## The problem:
Find every line below that contains the word "value" and copy it out.

## Dataset content:
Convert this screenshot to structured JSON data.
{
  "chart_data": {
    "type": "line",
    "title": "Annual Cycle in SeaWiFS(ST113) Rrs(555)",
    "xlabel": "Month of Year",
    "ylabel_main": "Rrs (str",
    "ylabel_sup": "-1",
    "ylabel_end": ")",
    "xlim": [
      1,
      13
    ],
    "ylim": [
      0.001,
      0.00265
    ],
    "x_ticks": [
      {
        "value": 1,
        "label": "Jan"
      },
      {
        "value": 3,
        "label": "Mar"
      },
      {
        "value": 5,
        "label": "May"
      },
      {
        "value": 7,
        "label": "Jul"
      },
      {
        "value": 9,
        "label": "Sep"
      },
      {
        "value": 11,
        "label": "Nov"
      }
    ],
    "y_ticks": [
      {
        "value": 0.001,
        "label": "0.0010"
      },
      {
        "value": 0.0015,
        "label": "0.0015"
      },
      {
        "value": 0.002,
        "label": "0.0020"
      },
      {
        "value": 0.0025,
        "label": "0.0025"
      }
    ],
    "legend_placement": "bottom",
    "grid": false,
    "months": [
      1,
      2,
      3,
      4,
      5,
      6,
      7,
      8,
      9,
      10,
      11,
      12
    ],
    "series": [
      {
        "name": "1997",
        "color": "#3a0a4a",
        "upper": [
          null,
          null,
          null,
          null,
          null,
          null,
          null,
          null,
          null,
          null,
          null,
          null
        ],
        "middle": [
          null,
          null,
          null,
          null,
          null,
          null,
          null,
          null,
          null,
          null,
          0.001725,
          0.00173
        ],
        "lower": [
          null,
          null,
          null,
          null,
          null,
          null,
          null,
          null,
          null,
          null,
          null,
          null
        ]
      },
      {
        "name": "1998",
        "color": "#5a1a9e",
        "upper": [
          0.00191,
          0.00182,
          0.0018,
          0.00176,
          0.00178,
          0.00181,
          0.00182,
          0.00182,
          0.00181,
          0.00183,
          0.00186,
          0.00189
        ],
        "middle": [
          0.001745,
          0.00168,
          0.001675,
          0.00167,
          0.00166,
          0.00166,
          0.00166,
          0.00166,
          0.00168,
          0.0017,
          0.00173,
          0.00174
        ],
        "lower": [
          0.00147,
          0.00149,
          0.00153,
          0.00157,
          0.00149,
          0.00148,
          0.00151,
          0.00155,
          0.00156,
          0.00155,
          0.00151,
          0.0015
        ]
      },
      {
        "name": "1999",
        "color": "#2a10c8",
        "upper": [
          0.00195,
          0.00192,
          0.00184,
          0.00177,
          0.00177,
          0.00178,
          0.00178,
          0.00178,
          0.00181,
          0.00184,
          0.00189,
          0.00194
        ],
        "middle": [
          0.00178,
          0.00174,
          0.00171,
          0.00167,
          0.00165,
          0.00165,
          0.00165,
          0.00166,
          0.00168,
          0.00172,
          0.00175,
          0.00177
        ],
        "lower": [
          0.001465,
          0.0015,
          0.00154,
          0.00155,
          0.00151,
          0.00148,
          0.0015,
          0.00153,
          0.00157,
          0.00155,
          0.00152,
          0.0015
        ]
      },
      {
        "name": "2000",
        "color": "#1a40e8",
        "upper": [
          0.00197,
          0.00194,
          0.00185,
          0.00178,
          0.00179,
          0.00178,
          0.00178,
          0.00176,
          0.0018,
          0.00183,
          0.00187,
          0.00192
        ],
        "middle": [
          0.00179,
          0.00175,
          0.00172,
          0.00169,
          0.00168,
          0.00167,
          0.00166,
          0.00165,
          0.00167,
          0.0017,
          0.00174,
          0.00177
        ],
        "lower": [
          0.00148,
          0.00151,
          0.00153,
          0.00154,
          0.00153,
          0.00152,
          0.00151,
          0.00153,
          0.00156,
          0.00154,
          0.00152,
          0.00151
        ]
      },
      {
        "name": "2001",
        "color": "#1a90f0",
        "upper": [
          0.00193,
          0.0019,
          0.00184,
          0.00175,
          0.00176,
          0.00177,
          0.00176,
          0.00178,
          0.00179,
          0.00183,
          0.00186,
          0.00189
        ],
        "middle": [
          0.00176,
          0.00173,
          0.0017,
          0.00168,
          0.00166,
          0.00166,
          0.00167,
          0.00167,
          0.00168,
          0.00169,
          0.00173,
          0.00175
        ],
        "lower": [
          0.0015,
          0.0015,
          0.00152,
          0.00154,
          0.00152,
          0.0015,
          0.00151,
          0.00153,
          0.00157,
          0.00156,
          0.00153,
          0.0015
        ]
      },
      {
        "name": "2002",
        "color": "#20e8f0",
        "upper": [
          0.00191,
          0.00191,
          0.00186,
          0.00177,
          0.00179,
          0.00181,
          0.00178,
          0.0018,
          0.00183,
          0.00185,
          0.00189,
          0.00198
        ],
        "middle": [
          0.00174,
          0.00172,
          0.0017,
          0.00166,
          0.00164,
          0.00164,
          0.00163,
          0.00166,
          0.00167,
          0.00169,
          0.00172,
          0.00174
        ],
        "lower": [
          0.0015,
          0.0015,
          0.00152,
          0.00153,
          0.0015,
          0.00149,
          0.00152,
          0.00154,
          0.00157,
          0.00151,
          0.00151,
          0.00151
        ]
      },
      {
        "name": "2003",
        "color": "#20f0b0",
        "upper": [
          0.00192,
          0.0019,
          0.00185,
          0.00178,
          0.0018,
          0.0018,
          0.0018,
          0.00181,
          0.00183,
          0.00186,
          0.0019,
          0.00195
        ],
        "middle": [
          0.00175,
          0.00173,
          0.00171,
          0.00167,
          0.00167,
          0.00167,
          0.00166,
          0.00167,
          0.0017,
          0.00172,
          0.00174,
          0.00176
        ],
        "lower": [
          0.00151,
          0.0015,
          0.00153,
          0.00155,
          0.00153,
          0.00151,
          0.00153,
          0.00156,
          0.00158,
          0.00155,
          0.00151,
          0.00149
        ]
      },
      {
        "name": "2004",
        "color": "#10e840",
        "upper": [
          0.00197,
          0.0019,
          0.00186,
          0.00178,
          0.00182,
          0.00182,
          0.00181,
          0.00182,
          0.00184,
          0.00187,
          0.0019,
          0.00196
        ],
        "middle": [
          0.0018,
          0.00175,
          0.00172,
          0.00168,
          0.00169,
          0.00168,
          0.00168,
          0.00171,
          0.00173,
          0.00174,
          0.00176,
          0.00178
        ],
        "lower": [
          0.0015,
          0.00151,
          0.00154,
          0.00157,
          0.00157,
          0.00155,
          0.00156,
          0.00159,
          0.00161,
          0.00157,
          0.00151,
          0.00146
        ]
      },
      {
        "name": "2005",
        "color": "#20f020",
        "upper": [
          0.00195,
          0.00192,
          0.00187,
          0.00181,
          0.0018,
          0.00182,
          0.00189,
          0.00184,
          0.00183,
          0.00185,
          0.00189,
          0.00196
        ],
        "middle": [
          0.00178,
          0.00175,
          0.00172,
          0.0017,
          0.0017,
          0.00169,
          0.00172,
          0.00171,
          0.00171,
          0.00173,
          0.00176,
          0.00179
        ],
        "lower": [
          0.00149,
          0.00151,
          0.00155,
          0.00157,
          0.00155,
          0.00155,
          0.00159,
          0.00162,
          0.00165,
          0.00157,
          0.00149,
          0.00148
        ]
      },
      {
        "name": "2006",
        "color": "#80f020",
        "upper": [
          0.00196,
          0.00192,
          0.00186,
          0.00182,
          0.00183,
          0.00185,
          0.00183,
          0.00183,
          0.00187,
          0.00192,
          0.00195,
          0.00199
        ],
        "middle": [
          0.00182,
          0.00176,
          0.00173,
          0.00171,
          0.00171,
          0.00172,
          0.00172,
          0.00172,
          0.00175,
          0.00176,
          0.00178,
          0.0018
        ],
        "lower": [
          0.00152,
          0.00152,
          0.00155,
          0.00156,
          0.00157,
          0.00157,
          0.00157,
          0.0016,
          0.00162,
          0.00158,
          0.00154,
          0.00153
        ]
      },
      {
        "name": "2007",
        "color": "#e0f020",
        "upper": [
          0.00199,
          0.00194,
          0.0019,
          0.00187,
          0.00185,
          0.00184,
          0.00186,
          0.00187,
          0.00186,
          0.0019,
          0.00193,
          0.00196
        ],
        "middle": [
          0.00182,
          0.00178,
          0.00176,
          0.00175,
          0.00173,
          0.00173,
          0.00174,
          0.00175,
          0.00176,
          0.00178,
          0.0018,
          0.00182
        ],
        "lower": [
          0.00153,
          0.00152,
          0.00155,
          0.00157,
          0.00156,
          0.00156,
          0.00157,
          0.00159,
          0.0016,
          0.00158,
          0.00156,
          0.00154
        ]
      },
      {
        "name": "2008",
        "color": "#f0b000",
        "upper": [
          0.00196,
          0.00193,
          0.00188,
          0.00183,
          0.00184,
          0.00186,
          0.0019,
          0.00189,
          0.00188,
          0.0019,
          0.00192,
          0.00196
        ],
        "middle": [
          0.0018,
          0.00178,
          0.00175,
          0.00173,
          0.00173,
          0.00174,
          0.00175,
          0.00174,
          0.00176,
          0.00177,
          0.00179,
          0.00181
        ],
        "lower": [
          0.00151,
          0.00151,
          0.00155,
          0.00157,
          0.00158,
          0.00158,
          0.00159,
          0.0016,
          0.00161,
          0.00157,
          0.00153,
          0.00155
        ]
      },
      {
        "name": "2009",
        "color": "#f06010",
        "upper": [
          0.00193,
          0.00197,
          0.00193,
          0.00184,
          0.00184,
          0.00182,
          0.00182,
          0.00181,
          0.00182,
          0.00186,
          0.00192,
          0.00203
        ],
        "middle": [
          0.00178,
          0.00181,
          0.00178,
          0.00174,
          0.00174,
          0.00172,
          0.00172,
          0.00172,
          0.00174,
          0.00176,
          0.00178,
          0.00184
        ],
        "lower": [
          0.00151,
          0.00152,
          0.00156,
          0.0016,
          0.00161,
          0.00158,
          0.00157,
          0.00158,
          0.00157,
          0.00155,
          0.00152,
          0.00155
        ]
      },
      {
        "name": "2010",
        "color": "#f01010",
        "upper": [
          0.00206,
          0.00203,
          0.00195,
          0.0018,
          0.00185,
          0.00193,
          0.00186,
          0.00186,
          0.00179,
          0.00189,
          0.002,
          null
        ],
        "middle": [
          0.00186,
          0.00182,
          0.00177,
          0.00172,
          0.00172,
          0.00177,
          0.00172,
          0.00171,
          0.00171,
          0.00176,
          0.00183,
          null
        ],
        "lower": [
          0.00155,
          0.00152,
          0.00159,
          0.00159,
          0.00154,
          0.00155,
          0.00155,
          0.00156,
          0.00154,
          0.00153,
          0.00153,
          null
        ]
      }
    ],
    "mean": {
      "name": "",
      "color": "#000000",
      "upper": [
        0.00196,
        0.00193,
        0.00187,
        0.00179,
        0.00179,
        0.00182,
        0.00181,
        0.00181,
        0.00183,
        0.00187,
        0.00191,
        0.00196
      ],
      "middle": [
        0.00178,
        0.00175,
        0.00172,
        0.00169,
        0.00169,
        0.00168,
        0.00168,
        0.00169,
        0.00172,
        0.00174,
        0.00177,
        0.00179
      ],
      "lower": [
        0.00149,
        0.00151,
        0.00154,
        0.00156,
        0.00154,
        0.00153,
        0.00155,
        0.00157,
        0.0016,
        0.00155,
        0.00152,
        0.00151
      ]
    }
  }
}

## Problem solution:
        "value": 1,
        "value": 3,
        "value": 5,
        "value": 7,
        "value": 9,
        "value": 11,
        "value": 0.001,
        "value": 0.0015,
        "value": 0.002,
        "value": 0.0025,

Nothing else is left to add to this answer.